** Task brief **
Reproduce the listing that follows with no differences at all.

** Extracted data entries **
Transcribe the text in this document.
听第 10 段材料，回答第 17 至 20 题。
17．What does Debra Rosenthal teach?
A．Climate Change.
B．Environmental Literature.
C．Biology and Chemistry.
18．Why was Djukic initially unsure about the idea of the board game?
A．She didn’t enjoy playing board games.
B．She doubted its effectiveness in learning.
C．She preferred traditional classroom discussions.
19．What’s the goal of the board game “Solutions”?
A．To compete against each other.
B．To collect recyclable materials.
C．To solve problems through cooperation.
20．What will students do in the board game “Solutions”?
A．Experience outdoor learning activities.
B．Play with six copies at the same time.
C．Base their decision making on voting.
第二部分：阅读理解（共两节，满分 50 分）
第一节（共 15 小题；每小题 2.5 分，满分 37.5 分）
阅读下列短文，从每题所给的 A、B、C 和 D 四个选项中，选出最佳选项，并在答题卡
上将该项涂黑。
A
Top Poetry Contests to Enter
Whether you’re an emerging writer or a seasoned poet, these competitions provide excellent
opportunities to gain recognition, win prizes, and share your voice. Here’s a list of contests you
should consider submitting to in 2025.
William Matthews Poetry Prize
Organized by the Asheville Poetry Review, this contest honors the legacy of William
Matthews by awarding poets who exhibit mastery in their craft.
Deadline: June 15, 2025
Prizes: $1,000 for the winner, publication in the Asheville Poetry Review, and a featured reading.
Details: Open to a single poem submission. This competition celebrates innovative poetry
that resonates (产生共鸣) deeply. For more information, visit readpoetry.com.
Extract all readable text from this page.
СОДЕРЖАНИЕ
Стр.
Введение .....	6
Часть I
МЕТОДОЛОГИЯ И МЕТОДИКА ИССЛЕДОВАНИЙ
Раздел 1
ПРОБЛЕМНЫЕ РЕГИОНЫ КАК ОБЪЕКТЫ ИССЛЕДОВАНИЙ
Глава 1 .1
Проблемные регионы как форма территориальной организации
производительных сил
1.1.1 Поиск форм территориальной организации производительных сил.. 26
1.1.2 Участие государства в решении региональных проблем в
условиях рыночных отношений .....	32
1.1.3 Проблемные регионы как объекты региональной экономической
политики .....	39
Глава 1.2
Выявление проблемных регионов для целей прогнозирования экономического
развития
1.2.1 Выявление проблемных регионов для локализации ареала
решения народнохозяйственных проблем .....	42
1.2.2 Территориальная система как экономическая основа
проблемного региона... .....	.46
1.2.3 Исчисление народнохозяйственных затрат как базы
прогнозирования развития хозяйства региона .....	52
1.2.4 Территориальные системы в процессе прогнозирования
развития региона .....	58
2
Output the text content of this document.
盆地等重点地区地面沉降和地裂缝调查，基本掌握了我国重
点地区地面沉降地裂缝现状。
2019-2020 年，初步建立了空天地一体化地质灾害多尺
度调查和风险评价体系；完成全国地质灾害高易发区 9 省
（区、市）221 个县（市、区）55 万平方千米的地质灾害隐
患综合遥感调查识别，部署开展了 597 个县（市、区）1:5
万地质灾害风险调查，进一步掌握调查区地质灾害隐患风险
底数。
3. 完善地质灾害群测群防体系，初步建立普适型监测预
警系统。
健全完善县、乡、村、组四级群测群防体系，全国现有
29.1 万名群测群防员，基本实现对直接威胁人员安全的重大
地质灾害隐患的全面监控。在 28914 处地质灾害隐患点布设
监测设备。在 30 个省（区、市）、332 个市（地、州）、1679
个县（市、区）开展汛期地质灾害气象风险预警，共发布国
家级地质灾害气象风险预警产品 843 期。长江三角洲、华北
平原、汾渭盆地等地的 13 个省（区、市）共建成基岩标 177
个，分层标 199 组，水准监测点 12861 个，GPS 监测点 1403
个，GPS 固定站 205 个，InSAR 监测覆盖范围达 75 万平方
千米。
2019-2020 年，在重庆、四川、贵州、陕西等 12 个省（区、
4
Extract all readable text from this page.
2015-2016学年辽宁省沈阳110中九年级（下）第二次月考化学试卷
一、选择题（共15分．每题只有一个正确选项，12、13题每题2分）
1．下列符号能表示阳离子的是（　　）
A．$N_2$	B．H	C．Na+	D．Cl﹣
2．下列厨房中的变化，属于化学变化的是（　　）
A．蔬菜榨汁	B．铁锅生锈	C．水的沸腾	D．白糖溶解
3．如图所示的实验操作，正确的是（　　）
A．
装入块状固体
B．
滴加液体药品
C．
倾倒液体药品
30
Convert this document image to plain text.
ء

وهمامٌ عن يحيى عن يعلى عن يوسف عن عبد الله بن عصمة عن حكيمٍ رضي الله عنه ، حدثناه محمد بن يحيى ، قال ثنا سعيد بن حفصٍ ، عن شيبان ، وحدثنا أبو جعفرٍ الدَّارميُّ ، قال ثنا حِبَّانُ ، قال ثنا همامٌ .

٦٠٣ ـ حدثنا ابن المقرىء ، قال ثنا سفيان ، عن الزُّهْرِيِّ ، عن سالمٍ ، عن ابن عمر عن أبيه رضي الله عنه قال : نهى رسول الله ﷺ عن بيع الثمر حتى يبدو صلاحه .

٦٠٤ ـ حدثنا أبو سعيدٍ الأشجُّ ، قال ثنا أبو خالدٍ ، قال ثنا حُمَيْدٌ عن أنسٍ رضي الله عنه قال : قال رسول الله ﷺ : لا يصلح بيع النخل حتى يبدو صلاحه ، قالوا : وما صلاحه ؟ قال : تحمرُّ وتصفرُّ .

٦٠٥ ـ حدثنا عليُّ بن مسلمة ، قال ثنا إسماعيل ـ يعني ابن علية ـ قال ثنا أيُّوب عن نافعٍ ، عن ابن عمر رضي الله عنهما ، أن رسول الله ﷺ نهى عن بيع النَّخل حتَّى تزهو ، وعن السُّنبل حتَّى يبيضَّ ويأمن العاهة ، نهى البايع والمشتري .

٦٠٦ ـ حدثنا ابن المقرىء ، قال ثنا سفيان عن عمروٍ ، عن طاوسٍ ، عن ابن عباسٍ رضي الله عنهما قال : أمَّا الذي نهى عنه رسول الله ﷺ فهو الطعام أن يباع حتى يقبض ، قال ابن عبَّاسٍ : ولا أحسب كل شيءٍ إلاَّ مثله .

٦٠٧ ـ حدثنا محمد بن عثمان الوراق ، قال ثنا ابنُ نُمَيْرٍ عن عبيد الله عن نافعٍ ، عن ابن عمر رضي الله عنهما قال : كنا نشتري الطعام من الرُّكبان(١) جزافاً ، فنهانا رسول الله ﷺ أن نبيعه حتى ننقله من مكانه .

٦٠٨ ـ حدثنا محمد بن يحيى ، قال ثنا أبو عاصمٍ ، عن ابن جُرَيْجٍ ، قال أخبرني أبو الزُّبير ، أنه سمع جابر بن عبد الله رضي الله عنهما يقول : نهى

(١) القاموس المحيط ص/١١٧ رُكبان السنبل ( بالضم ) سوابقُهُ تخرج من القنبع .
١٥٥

** Response to this exercise **
Transcribe the text in this document.
听第 10 段材料，回答第 17 至 20 题。
17．What does Debra Rosenthal teach?
A．Climate Change.
B．Environmental Literature.
C．Biology and Chemistry.
18．Why was Djukic initially unsure about the idea of the board game?
A．She didn’t enjoy playing board games.
B．She doubted its effectiveness in learning.
C．She preferred traditional classroom discussions.
19．What’s the goal of the board game “Solutions”?
A．To compete against each other.
B．To collect recyclable materials.
C．To solve problems through cooperation.
20．What will students do in the board game “Solutions”?
A．Experience outdoor learning activities.
B．Play with six copies at the same time.
C．Base their decision making on voting.
第二部分：阅读理解（共两节，满分 50 分）
第一节（共 15 小题；每小题 2.5 分，满分 37.5 分）
阅读下列短文，从每题所给的 A、B、C 和 D 四个选项中，选出最佳选项，并在答题卡
上将该项涂黑。
A
Top Poetry Contests to Enter
Whether you’re an emerging writer or a seasoned poet, these competitions provide excellent
opportunities to gain recognition, win prizes, and share your voice. Here’s a list of contests you
should consider submitting to in 2025.
William Matthews Poetry Prize
Organized by the Asheville Poetry Review, this contest honors the legacy of William
Matthews by awarding poets who exhibit mastery in their craft.
Deadline: June 15, 2025
Prizes: $1,000 for the winner, publication in the Asheville Poetry Review, and a featured reading.
Details: Open to a single poem submission. This competition celebrates innovative poetry
that resonates (产生共鸣) deeply. For more information, visit readpoetry.com.
Extract all readable text from this page.
СОДЕРЖАНИЕ
Стр.
Введение .....	6
Часть I
МЕТОДОЛОГИЯ И МЕТОДИКА ИССЛЕДОВАНИЙ
Раздел 1
ПРОБЛЕМНЫЕ РЕГИОНЫ КАК ОБЪЕКТЫ ИССЛЕДОВАНИЙ
Глава 1 .1
Проблемные регионы как форма территориальной организации
производительных сил
1.1.1 Поиск форм территориальной организации производительных сил.. 26
1.1.2 Участие государства в решении региональных проблем в
условиях рыночных отношений .....	32
1.1.3 Проблемные регионы как объекты региональной экономической
политики .....	39
Глава 1.2
Выявление проблемных регионов для целей прогнозирования экономического
развития
1.2.1 Выявление проблемных регионов для локализации ареала
решения народнохозяйственных проблем .....	42
1.2.2 Территориальная система как экономическая основа
проблемного региона... .....	.46
1.2.3 Исчисление народнохозяйственных затрат как базы
прогнозирования развития хозяйства региона .....	52
1.2.4 Территориальные системы в процессе прогнозирования
развития региона .....	58
2
Output the text content of this document.
盆地等重点地区地面沉降和地裂缝调查，基本掌握了我国重
点地区地面沉降地裂缝现状。
2019-2020 年，初步建立了空天地一体化地质灾害多尺
度调查和风险评价体系；完成全国地质灾害高易发区 9 省
（区、市）221 个县（市、区）55 万平方千米的地质灾害隐
患综合遥感调查识别，部署开展了 597 个县（市、区）1:5
万地质灾害风险调查，进一步掌握调查区地质灾害隐患风险
底数。
3. 完善地质灾害群测群防体系，初步建立普适型监测预
警系统。
健全完善县、乡、村、组四级群测群防体系，全国现有
29.1 万名群测群防员，基本实现对直接威胁人员安全的重大
地质灾害隐患的全面监控。在 28914 处地质灾害隐患点布设
监测设备。在 30 个省（区、市）、332 个市（地、州）、1679
个县（市、区）开展汛期地质灾害气象风险预警，共发布国
家级地质灾害气象风险预警产品 843 期。长江三角洲、华北
平原、汾渭盆地等地的 13 个省（区、市）共建成基岩标 177
个，分层标 199 组，水准监测点 12861 个，GPS 监测点 1403
个，GPS 固定站 205 个，InSAR 监测覆盖范围达 75 万平方
千米。
2019-2020 年，在重庆、四川、贵州、陕西等 12 个省（区、
4
Extract all readable text from this page.
2015-2016学年辽宁省沈阳110中九年级（下）第二次月考化学试卷
一、选择题（共15分．每题只有一个正确选项，12、13题每题2分）
1．下列符号能表示阳离子的是（　　）
A．$N_2$	B．H	C．Na+	D．Cl﹣
2．下列厨房中的变化，属于化学变化的是（　　）
A．蔬菜榨汁	B．铁锅生锈	C．水的沸腾	D．白糖溶解
3．如图所示的实验操作，正确的是（　　）
A．
装入块状固体
B．
滴加液体药品
C．
倾倒液体药品
30
Convert this document image to plain text.
ء

وهمامٌ عن يحيى عن يعلى عن يوسف عن عبد الله بن عصمة عن حكيمٍ رضي الله عنه ، حدثناه محمد بن يحيى ، قال ثنا سعيد بن حفصٍ ، عن شيبان ، وحدثنا أبو جعفرٍ الدَّارميُّ ، قال ثنا حِبَّانُ ، قال ثنا همامٌ .

٦٠٣ ـ حدثنا ابن المقرىء ، قال ثنا سفيان ، عن الزُّهْرِيِّ ، عن سالمٍ ، عن ابن عمر عن أبيه رضي الله عنه قال : نهى رسول الله ﷺ عن بيع الثمر حتى يبدو صلاحه .

٦٠٤ ـ حدثنا أبو سعيدٍ الأشجُّ ، قال ثنا أبو خالدٍ ، قال ثنا حُمَيْدٌ عن أنسٍ رضي الله عنه قال : قال رسول الله ﷺ : لا يصلح بيع النخل حتى يبدو صلاحه ، قالوا : وما صلاحه ؟ قال : تحمرُّ وتصفرُّ .

٦٠٥ ـ حدثنا عليُّ بن مسلمة ، قال ثنا إسماعيل ـ يعني ابن علية ـ قال ثنا أيُّوب عن نافعٍ ، عن ابن عمر رضي الله عنهما ، أن رسول الله ﷺ نهى عن بيع النَّخل حتَّى تزهو ، وعن السُّنبل حتَّى يبيضَّ ويأمن العاهة ، نهى البايع والمشتري .

٦٠٦ ـ حدثنا ابن المقرىء ، قال ثنا سفيان عن عمروٍ ، عن طاوسٍ ، عن ابن عباسٍ رضي الله عنهما قال : أمَّا الذي نهى عنه رسول الله ﷺ فهو الطعام أن يباع حتى يقبض ، قال ابن عبَّاسٍ : ولا أحسب كل شيءٍ إلاَّ مثله .

٦٠٧ ـ حدثنا محمد بن عثمان الوراق ، قال ثنا ابنُ نُمَيْرٍ عن عبيد الله عن نافعٍ ، عن ابن عمر رضي الله عنهما قال : كنا نشتري الطعام من الرُّكبان(١) جزافاً ، فنهانا رسول الله ﷺ أن نبيعه حتى ننقله من مكانه .

٦٠٨ ـ حدثنا محمد بن يحيى ، قال ثنا أبو عاصمٍ ، عن ابن جُرَيْجٍ ، قال أخبرني أبو الزُّبير ، أنه سمع جابر بن عبد الله رضي الله عنهما يقول : نهى

(١) القاموس المحيط ص/١١٧ رُكبان السنبل ( بالضم ) سوابقُهُ تخرج من القنبع .
١٥٥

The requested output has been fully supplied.